- **Description of the task**
State how many lines of the entries hold the string "date", and output nothing but that count.

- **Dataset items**

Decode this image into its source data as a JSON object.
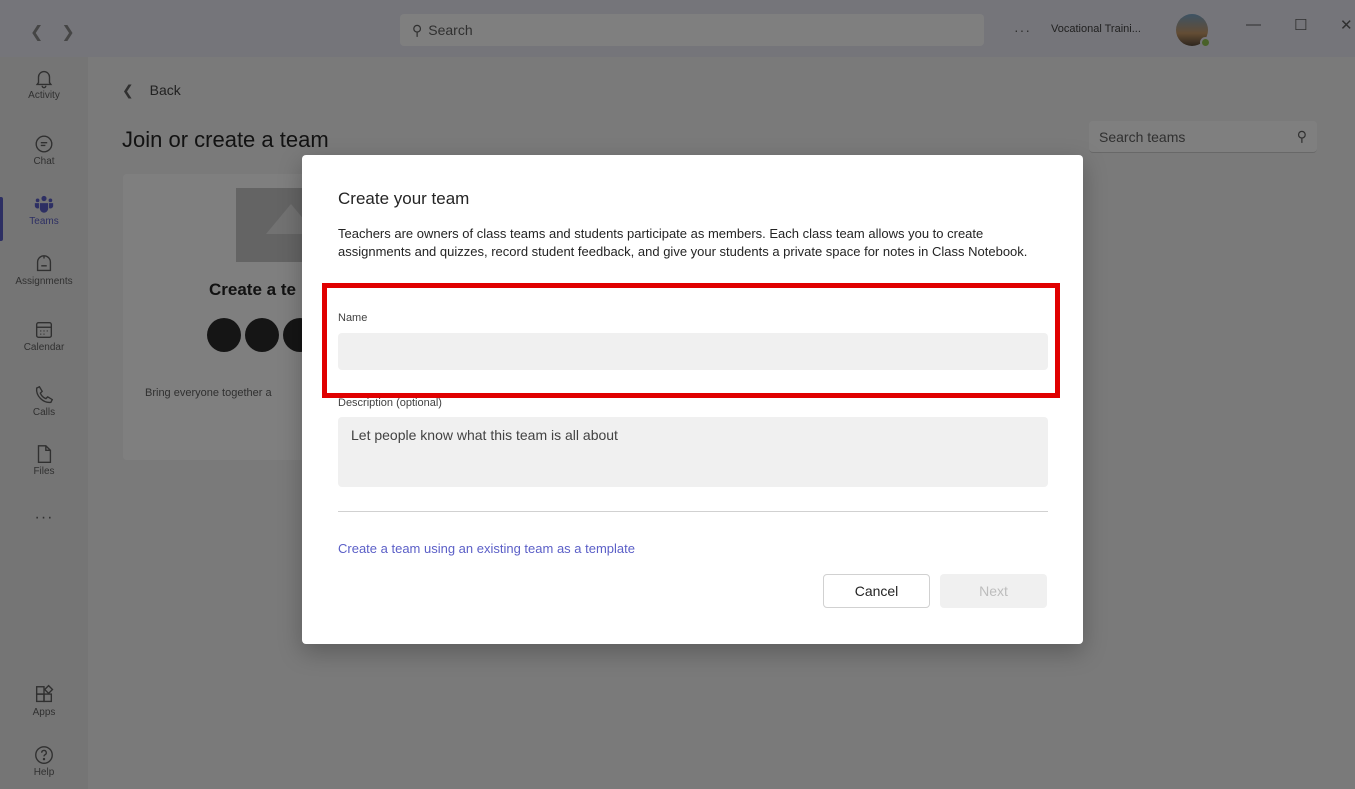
{
  "titlebar": {
    "search_placeholder": "Search",
    "more": "···",
    "org_name": "Vocational Traini..."
  },
  "rail": {
    "items": [
      {
        "label": "Activity",
        "icon": "bell-icon"
      },
      {
        "label": "Chat",
        "icon": "chat-icon"
      },
      {
        "label": "Teams",
        "icon": "teams-icon",
        "active": true
      },
      {
        "label": "Assignments",
        "icon": "assignments-icon"
      },
      {
        "label": "Calendar",
        "icon": "calendar-icon"
      },
      {
        "label": "Calls",
        "icon": "phone-icon"
      },
      {
        "label": "Files",
        "icon": "file-icon"
      }
    ],
    "more": "···",
    "bottom": [
      {
        "label": "Apps",
        "icon": "apps-icon"
      },
      {
        "label": "Help",
        "icon": "help-icon"
      }
    ]
  },
  "main": {
    "back_label": "Back",
    "title": "Join or create a team",
    "search_teams_placeholder": "Search teams",
    "card": {
      "title": "Create a te",
      "description": "Bring everyone together a"
    }
  },
  "dialog": {
    "title": "Create your team",
    "intro": "Teachers are owners of class teams and students participate as members. Each class team allows you to create assignments and quizzes, record student feedback, and give your students a private space for notes in Class Notebook.",
    "name_label": "Name",
    "name_value": "",
    "description_label": "Description (optional)",
    "description_placeholder": "Let people know what this team is all about",
    "template_link": "Create a team using an existing team as a template",
    "cancel_label": "Cancel",
    "next_label": "Next"
  },
  "colors": {
    "accent": "#5b5fc7",
    "highlight": "#e00000",
    "presence": "#92c353"
  }
}
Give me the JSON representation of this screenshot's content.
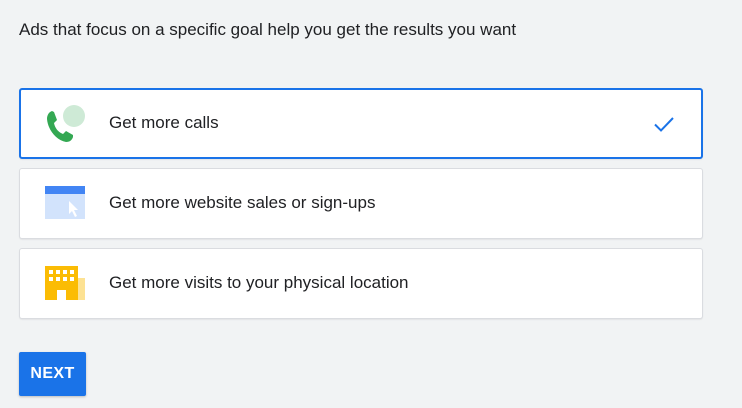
{
  "intro": {
    "text": "Ads that focus on a specific goal help you get the results you want"
  },
  "goals": [
    {
      "label": "Get more calls",
      "icon": "phone-call-icon",
      "selected": true
    },
    {
      "label": "Get more website sales or sign-ups",
      "icon": "website-cursor-icon",
      "selected": false
    },
    {
      "label": "Get more visits to your physical location",
      "icon": "building-icon",
      "selected": false
    }
  ],
  "next_button": {
    "label": "NEXT"
  },
  "colors": {
    "accent": "#1a73e8",
    "background": "#f1f3f4",
    "card": "#ffffff",
    "phone_green": "#34a853",
    "bubble_green": "#ceead6",
    "web_blue": "#4285f4",
    "web_light_blue": "#d2e3fc",
    "building_yellow": "#fbbc04",
    "building_light_yellow": "#fde293"
  }
}
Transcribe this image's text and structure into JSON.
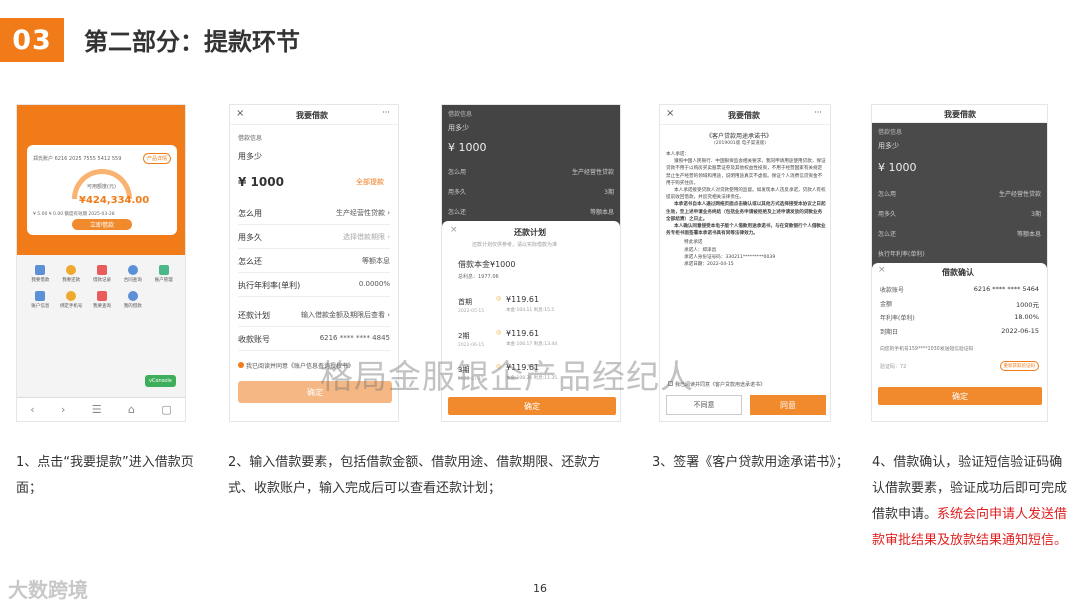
{
  "header": {
    "badge": "03",
    "title": "第二部分：提款环节"
  },
  "screen1": {
    "card_account": "郑氏账户 6216 2025 7555 5412 559",
    "card_badge": "产品详情",
    "available_label": "可用额度(元)",
    "available_amount": "¥424,334.00",
    "rate_info": "¥ 5.00 ¥ 0.00 额度有效期 2025-03-28",
    "withdraw_button": "立即借款",
    "grid_icons": [
      "我要借款",
      "我要还款",
      "借款记录",
      "合同查询",
      "账户管理",
      "账户信息",
      "绑定手机号",
      "我要查询",
      "我的借款"
    ],
    "float_button": "vConsole"
  },
  "screen2": {
    "nav_title": "我要借款",
    "section_label": "借款信息",
    "how_much": "用多少",
    "amount": "¥ 1000",
    "all_borrow": "全部提款",
    "rows": [
      {
        "label": "怎么用",
        "value": "生产经营性贷款 ›"
      },
      {
        "label": "用多久",
        "value": "选择借款期限 ›"
      },
      {
        "label": "怎么还",
        "value": "等额本息"
      },
      {
        "label": "执行年利率(单利)",
        "value": "0.0000%"
      },
      {
        "label": "还款计划",
        "value": "输入借款金额及期限后查看 ›"
      },
      {
        "label": "收款账号",
        "value": "6216 **** **** 4845"
      }
    ],
    "agree_text": "我已阅读并同意《账户信息查询授权书》",
    "confirm_button": "确定"
  },
  "screen3": {
    "bg_section": "借款信息",
    "bg_how_much": "用多少",
    "bg_amount": "¥ 1000",
    "bg_rows": [
      {
        "label": "怎么用",
        "value": "生产经营性贷款"
      },
      {
        "label": "用多久",
        "value": "3期"
      },
      {
        "label": "怎么还",
        "value": "等额本息"
      }
    ],
    "sheet_title": "还款计划",
    "sheet_note": "还款计划仅供参考，请以实际借款为准",
    "principal": "借款本金¥1000",
    "total_interest": "总利息：1977.06",
    "periods": [
      {
        "name": "首期",
        "date": "2022-05-15",
        "amount": "¥119.61",
        "detail": "本金:104.11 利息:15.5"
      },
      {
        "name": "2期",
        "date": "2022-06-15",
        "amount": "¥119.61",
        "detail": "本金:106.17 利息:13.44"
      },
      {
        "name": "3期",
        "date": "2022-07-15",
        "amount": "¥119.61",
        "detail": "本金:108.26 利息:11.35"
      }
    ],
    "sheet_button": "确定"
  },
  "screen4": {
    "nav_title": "我要借款",
    "doc_title": "《客户贷款用途承诺书》",
    "doc_no": "(2019001版 电子渠道版)",
    "doc_para1": "本人承诺：",
    "doc_para2": "遵照中国人民银行、中国银保监会相关要求，我同申请用途使用贷款，保证贷款不用于以购房买卖股票证券及其他权益性投资，不用于经营国家有关规定禁止生产经营的领域和用途，说明用途真实不虚假。保证个人消费信贷资金不用于购买住房。",
    "doc_para3": "本人承诺接受贷款人对贷款使用的监督。如发现本人违反承诺，贷款人有权提前收回借款，并追究相关法律责任。",
    "doc_para4": "本承诺书自本人通过网络页面点击确认或以其他方式选择接受本协议之日起生效，至上述申请业务终结（包括业务申请被拒绝及上述申请发放的贷款业务全部结清）之日止。",
    "doc_para5": "本人确认同意接受本电子版个人借款用途承诺书，与在贷款银行个人借款业务专柜书面签署本承诺书具有同等法律效力。",
    "doc_sign1": "特此承诺",
    "doc_sign2": "承诺人：郑泽昌",
    "doc_sign3": "承诺人身份证号码：330211*********0039",
    "doc_sign4": "承诺日期：2022-04-15",
    "agree_text": "我已阅读并同意《客户贷款用途承诺书》",
    "btn_disagree": "不同意",
    "btn_agree": "同意"
  },
  "screen5": {
    "nav_title": "我要借款",
    "bg_section": "借款信息",
    "bg_how_much": "用多少",
    "bg_amount": "¥ 1000",
    "bg_rows": [
      {
        "label": "怎么用",
        "value": "生产经营性贷款"
      },
      {
        "label": "用多久",
        "value": "3期"
      },
      {
        "label": "怎么还",
        "value": "等额本息"
      },
      {
        "label": "执行年利率(单利)",
        "value": ""
      }
    ],
    "confirm_title": "借款确认",
    "confirm_rows": [
      {
        "label": "收款账号",
        "value": "6216 **** **** 5464"
      },
      {
        "label": "金额",
        "value": "1000元"
      },
      {
        "label": "年利率(单利)",
        "value": "18.00%"
      },
      {
        "label": "到期日",
        "value": "2022-06-15"
      }
    ],
    "sms_hint": "向您的手机号159****1030发送短信验证码",
    "sms_code": "验证码：72",
    "sms_button": "重新获取验证码",
    "confirm_button": "确定"
  },
  "captions": {
    "c1": "1、点击“我要提款”进入借款页面；",
    "c2": "2、输入借款要素，包括借款金额、借款用途、借款期限、还款方式、收款账户，输入完成后可以查看还款计划；",
    "c3": "3、签署《客户贷款用途承诺书》；",
    "c4_normal": "4、借款确认，验证短信验证码确认借款要素，验证成功后即可完成借款申请。",
    "c4_red": "系统会向申请人发送借款审批结果及放款结果通知短信。"
  },
  "watermark": "格局金服银企产品经纪人",
  "page_number": "16",
  "logo_text": "大数跨境"
}
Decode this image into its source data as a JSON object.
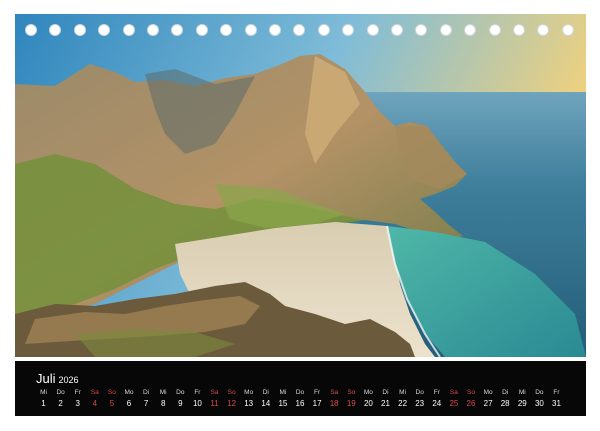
{
  "photo": {
    "subject": "mountain-beach-landscape",
    "colors": {
      "sky_top": "#3e95c6",
      "sky_horizon": "#f2d27c",
      "sea": "#2d6f8c",
      "lagoon": "#3fa9a0",
      "sand": "#e6dac3",
      "rock_sunlit": "#b69567",
      "grass": "#6f8f37"
    }
  },
  "binding": {
    "hole_count": 23
  },
  "calendar": {
    "month": "Juli",
    "year": "2026",
    "accent_weekend": "#d84a4a",
    "days": [
      {
        "wd": "Mi",
        "d": "1",
        "we": false
      },
      {
        "wd": "Do",
        "d": "2",
        "we": false
      },
      {
        "wd": "Fr",
        "d": "3",
        "we": false
      },
      {
        "wd": "Sa",
        "d": "4",
        "we": true
      },
      {
        "wd": "So",
        "d": "5",
        "we": true
      },
      {
        "wd": "Mo",
        "d": "6",
        "we": false
      },
      {
        "wd": "Di",
        "d": "7",
        "we": false
      },
      {
        "wd": "Mi",
        "d": "8",
        "we": false
      },
      {
        "wd": "Do",
        "d": "9",
        "we": false
      },
      {
        "wd": "Fr",
        "d": "10",
        "we": false
      },
      {
        "wd": "Sa",
        "d": "11",
        "we": true
      },
      {
        "wd": "So",
        "d": "12",
        "we": true
      },
      {
        "wd": "Mo",
        "d": "13",
        "we": false
      },
      {
        "wd": "Di",
        "d": "14",
        "we": false
      },
      {
        "wd": "Mi",
        "d": "15",
        "we": false
      },
      {
        "wd": "Do",
        "d": "16",
        "we": false
      },
      {
        "wd": "Fr",
        "d": "17",
        "we": false
      },
      {
        "wd": "Sa",
        "d": "18",
        "we": true
      },
      {
        "wd": "So",
        "d": "19",
        "we": true
      },
      {
        "wd": "Mo",
        "d": "20",
        "we": false
      },
      {
        "wd": "Di",
        "d": "21",
        "we": false
      },
      {
        "wd": "Mi",
        "d": "22",
        "we": false
      },
      {
        "wd": "Do",
        "d": "23",
        "we": false
      },
      {
        "wd": "Fr",
        "d": "24",
        "we": false
      },
      {
        "wd": "Sa",
        "d": "25",
        "we": true
      },
      {
        "wd": "So",
        "d": "26",
        "we": true
      },
      {
        "wd": "Mo",
        "d": "27",
        "we": false
      },
      {
        "wd": "Di",
        "d": "28",
        "we": false
      },
      {
        "wd": "Mi",
        "d": "29",
        "we": false
      },
      {
        "wd": "Do",
        "d": "30",
        "we": false
      },
      {
        "wd": "Fr",
        "d": "31",
        "we": false
      }
    ]
  }
}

- **Answer in full**
3